Pick out the lines containing "automation".
** Begin LISTED ENTRIES **
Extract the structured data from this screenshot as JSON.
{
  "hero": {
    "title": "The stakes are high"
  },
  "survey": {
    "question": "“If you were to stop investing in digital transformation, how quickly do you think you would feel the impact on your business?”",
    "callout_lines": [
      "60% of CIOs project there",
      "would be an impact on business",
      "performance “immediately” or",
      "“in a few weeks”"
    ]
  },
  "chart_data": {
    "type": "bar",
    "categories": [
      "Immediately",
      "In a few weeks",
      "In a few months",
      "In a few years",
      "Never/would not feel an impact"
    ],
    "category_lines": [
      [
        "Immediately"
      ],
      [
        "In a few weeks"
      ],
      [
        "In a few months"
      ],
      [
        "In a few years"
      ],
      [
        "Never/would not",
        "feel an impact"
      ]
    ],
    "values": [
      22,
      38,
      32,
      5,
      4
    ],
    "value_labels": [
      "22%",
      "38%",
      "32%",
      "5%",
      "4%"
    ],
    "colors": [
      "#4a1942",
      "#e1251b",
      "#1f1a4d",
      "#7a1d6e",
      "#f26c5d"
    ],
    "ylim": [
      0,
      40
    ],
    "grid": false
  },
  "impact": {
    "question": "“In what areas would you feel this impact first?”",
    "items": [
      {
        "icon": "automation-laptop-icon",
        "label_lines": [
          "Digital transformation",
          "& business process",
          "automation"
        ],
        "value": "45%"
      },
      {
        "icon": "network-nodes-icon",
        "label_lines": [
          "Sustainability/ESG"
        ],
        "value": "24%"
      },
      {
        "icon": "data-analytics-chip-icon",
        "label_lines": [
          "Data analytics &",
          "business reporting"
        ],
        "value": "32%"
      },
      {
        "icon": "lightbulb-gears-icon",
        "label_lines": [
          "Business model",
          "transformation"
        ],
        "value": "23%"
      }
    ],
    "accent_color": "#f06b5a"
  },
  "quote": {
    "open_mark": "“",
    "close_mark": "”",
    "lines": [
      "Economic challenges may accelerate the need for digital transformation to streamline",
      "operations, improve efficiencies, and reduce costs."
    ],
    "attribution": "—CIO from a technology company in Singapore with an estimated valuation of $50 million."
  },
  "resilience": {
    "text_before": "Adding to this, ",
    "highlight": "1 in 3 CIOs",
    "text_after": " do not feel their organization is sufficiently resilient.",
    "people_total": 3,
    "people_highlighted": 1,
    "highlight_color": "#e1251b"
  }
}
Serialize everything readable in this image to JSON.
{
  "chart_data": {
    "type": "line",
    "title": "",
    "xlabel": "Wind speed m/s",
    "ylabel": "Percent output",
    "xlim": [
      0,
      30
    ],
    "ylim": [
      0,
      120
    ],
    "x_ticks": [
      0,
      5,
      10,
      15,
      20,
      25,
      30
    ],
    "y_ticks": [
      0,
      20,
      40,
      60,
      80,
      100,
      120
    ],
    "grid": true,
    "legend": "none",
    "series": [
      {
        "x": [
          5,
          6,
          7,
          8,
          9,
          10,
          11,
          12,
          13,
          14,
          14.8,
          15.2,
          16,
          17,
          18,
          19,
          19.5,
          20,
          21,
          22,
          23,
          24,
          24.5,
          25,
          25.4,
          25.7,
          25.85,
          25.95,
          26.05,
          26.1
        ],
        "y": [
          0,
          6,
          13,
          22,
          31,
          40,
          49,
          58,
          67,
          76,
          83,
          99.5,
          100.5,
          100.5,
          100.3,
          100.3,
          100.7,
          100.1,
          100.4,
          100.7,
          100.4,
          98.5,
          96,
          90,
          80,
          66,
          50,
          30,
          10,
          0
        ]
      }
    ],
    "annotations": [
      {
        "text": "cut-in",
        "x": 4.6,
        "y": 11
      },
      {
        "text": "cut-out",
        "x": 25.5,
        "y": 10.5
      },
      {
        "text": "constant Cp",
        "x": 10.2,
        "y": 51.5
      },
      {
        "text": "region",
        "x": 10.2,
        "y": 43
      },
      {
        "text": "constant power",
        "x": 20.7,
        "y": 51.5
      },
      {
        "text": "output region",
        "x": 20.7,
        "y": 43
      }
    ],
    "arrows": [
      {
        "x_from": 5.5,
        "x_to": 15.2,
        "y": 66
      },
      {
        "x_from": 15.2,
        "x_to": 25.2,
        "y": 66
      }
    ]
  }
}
** End LISTED ENTRIES **
SOLUTION TO THIS EXERCISE »
        "icon": "automation-laptop-icon",
          "automation"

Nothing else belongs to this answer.